───── MATERIAL TO PROCESS ─────

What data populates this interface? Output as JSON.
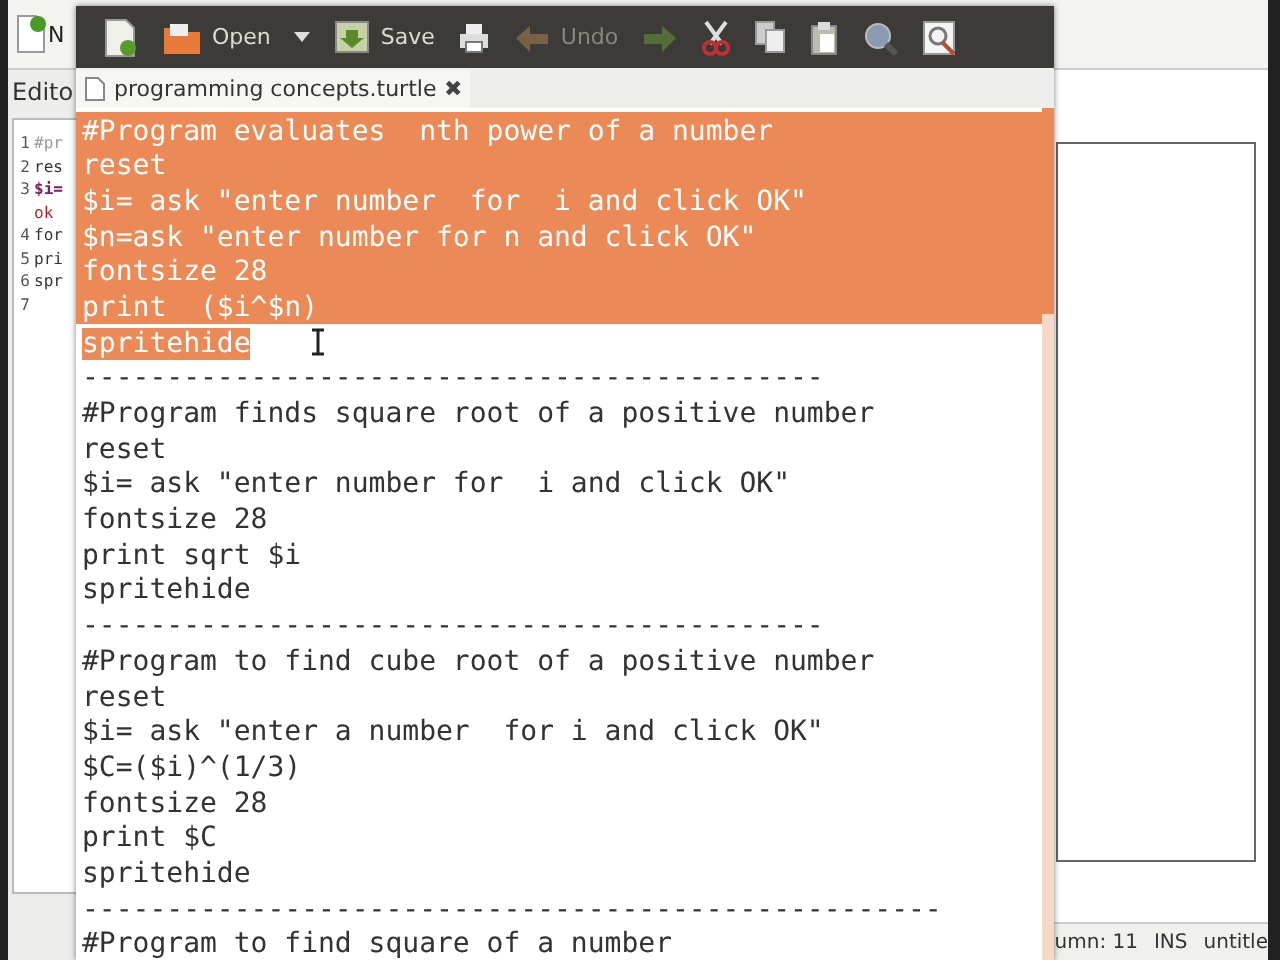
{
  "background_app": {
    "toolbar_label": "N",
    "panel_title": "Edito",
    "editor_lines": [
      {
        "number": "1",
        "text": "#pr",
        "kind": "comment"
      },
      {
        "number": "2",
        "text": "res",
        "kind": "plain"
      },
      {
        "number": "3",
        "text": "$i=",
        "kind": "variable"
      },
      {
        "text": "ok",
        "kind": "string"
      },
      {
        "number": "4",
        "text": "for",
        "kind": "plain"
      },
      {
        "number": "5",
        "text": "pri",
        "kind": "plain"
      },
      {
        "number": "6",
        "text": "spr",
        "kind": "plain"
      },
      {
        "number": "7"
      }
    ],
    "status_bar": {
      "position": "umn: 11",
      "mode": "INS",
      "file": "untitle"
    }
  },
  "editor_window": {
    "toolbar": [
      {
        "kind": "new",
        "disabled": false
      },
      {
        "kind": "open",
        "label": "Open",
        "disabled": false
      },
      {
        "kind": "dropdown",
        "disabled": false
      },
      {
        "kind": "save",
        "label": "Save",
        "disabled": false
      },
      {
        "kind": "print",
        "disabled": false
      },
      {
        "kind": "undo",
        "label": "Undo",
        "disabled": true
      },
      {
        "kind": "redo",
        "disabled": true
      },
      {
        "kind": "cut",
        "disabled": false
      },
      {
        "kind": "copy",
        "disabled": false
      },
      {
        "kind": "paste",
        "disabled": false
      },
      {
        "kind": "find",
        "disabled": false
      },
      {
        "kind": "replace",
        "disabled": false
      }
    ],
    "tab": {
      "title": "programming concepts.turtle",
      "close": "✖"
    },
    "lines": [
      {
        "text": "#Program evaluates  nth power of a number",
        "selected": true
      },
      {
        "text": "reset",
        "selected": true
      },
      {
        "text": "$i= ask \"enter number  for  i and click OK\"",
        "selected": true
      },
      {
        "text": "$n=ask \"enter number for n and click OK\"",
        "selected": true
      },
      {
        "text": "fontsize 28",
        "selected": true
      },
      {
        "text": "print  ($i^$n)",
        "selected": true
      },
      {
        "text": "spritehide",
        "selected": true
      },
      {
        "text": "--------------------------------------------",
        "selected": false
      },
      {
        "text": "#Program finds square root of a positive number",
        "selected": false
      },
      {
        "text": "reset",
        "selected": false
      },
      {
        "text": "$i= ask \"enter number for  i and click OK\"",
        "selected": false
      },
      {
        "text": "fontsize 28",
        "selected": false
      },
      {
        "text": "print sqrt $i",
        "selected": false
      },
      {
        "text": "spritehide",
        "selected": false
      },
      {
        "text": "--------------------------------------------",
        "selected": false
      },
      {
        "text": "#Program to find cube root of a positive number",
        "selected": false
      },
      {
        "text": "reset",
        "selected": false
      },
      {
        "text": "$i= ask \"enter a number  for i and click OK\"",
        "selected": false
      },
      {
        "text": "$C=($i)^(1/3)",
        "selected": false
      },
      {
        "text": "fontsize 28",
        "selected": false
      },
      {
        "text": "print $C",
        "selected": false
      },
      {
        "text": "spritehide",
        "selected": false
      },
      {
        "text": "---------------------------------------------------",
        "selected": false
      },
      {
        "text": "#Program to find square of a number",
        "selected": false
      }
    ]
  }
}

─────

● **WHAT YOU ARE ASKED TO DO**: Extract every line that has the string "enter" in it.

● **SOLVED PROBLEM**:
        "text": "$i= ask \"enter number  for  i and click OK\"",
        "text": "$n=ask \"enter number for n and click OK\"",
        "text": "$i= ask \"enter number for  i and click OK\"",
        "text": "$i= ask \"enter a number  for i and click OK\"",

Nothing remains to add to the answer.